··· RECORDS SHOWN ···

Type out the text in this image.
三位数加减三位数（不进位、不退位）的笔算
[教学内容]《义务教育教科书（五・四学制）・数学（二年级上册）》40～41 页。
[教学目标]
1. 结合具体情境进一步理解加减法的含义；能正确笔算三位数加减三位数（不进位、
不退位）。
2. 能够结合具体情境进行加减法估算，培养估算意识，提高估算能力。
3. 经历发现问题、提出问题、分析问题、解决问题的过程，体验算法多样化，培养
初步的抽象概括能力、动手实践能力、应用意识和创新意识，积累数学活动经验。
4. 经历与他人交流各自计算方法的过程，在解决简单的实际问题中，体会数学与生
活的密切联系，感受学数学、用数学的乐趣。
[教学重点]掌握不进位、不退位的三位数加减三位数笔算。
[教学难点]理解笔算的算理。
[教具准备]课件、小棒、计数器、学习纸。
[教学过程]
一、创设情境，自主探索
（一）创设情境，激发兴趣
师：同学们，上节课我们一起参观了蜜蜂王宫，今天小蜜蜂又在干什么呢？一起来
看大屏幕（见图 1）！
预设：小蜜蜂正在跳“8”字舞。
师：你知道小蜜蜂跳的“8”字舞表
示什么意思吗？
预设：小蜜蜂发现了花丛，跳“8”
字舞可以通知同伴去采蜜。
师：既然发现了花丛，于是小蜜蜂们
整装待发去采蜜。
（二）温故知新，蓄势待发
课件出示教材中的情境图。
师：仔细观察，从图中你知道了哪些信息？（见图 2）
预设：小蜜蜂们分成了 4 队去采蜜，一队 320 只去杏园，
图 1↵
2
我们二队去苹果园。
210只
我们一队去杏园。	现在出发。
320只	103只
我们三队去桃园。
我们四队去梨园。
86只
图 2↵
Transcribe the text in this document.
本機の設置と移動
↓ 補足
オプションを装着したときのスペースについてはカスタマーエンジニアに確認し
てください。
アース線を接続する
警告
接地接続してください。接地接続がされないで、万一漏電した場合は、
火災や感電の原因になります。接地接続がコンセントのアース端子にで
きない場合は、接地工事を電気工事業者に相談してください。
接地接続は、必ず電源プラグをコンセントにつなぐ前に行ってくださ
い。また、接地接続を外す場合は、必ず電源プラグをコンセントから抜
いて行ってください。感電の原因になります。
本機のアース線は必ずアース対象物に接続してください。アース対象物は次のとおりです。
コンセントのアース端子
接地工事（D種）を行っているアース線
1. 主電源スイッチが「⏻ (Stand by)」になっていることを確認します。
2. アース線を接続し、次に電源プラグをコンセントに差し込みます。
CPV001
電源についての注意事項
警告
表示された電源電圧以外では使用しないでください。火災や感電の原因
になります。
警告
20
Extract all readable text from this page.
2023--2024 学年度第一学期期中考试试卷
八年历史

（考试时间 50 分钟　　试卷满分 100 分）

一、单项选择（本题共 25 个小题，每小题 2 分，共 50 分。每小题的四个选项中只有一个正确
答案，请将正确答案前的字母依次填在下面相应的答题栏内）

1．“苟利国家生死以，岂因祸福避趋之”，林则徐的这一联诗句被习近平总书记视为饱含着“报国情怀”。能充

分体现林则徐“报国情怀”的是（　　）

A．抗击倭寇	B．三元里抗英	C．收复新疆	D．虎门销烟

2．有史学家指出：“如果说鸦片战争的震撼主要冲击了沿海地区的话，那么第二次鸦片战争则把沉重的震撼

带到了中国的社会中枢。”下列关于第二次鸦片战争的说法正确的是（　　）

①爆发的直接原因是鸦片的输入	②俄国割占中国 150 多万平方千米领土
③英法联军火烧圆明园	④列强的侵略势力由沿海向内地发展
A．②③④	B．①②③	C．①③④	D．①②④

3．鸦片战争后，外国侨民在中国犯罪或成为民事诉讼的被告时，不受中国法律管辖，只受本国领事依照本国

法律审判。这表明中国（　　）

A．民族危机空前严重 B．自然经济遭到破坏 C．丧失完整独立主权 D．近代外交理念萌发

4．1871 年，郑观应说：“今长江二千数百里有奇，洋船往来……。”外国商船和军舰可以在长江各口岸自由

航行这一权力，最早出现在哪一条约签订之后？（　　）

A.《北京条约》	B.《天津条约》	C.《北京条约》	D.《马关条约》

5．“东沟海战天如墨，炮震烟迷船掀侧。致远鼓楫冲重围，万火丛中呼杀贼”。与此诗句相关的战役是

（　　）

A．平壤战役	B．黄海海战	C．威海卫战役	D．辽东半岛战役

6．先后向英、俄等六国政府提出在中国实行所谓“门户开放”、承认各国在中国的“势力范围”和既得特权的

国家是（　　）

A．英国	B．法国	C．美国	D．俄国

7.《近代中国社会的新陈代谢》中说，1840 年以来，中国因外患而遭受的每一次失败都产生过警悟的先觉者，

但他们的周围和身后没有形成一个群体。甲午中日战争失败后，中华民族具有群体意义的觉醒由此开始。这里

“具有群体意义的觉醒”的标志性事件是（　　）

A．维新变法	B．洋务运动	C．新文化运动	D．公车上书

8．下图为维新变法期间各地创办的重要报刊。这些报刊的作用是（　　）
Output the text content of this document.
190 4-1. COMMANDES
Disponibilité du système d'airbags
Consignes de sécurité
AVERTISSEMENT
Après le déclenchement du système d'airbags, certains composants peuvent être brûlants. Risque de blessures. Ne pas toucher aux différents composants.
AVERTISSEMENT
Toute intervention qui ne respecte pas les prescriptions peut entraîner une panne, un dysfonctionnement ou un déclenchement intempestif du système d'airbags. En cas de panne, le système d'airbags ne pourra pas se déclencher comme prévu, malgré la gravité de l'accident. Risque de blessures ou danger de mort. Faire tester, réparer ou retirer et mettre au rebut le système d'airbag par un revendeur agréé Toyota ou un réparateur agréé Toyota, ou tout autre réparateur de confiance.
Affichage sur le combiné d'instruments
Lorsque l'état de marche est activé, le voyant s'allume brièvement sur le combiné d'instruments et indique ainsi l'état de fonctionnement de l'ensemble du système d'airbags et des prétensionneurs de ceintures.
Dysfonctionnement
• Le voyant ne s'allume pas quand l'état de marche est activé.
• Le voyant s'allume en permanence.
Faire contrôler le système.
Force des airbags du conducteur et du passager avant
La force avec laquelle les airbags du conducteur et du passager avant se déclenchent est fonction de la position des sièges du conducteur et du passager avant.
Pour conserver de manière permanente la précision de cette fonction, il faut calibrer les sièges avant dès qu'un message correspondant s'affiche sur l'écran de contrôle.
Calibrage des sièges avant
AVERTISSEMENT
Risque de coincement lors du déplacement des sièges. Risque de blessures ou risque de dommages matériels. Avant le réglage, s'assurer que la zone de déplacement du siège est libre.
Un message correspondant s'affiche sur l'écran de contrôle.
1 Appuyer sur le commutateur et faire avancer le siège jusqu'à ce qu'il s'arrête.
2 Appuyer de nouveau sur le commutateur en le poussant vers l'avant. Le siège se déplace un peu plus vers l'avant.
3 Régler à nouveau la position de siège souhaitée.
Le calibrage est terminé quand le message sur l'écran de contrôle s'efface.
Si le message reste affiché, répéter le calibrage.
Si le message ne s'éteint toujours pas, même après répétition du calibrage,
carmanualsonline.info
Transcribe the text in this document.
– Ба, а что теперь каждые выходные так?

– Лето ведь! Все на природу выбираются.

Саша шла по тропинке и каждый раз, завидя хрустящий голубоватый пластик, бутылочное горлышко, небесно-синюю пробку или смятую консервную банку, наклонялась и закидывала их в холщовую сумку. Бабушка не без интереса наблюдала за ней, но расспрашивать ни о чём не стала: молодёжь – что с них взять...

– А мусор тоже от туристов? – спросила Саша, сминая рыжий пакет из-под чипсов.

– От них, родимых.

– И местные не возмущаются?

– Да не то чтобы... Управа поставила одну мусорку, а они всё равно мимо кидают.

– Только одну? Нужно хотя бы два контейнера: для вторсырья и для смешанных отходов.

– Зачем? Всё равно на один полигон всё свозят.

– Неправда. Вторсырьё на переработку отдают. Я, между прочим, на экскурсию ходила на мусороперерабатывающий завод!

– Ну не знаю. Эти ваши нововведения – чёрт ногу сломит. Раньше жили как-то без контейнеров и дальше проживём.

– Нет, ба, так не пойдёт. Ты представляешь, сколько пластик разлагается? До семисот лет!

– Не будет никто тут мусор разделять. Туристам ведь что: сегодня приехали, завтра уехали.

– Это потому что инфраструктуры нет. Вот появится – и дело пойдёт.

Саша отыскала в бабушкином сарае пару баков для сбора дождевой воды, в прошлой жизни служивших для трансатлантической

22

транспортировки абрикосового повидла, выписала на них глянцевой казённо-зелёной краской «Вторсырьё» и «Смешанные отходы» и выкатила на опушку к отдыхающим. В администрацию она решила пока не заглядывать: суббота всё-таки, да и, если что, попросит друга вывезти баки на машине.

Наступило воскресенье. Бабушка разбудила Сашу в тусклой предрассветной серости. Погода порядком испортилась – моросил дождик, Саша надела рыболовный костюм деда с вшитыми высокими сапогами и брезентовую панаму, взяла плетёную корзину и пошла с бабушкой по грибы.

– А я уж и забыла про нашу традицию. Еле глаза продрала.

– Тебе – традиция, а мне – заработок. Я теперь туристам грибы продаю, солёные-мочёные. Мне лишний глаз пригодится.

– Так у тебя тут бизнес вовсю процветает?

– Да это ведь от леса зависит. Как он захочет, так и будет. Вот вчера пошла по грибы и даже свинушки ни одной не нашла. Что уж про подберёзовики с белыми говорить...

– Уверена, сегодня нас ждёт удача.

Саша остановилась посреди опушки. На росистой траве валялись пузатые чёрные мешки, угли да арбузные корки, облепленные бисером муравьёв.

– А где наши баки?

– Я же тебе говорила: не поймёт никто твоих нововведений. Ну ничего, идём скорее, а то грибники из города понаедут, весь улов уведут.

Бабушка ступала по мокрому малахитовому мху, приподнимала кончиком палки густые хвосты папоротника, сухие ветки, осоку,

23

···

_OBJECTIVE_.
Extract, from the listing above, every line where the string "никто" occurs.

_EXERCISE OUTPUT_.
– Не будет никто тут мусор разделять. Туристам ведь что: сегодня приехали, завтра уехали.
– Я же тебе говорила: не поймёт никто твоих нововведений. Ну ничего, идём скорее, а то грибники из города понаедут, весь улов уведут.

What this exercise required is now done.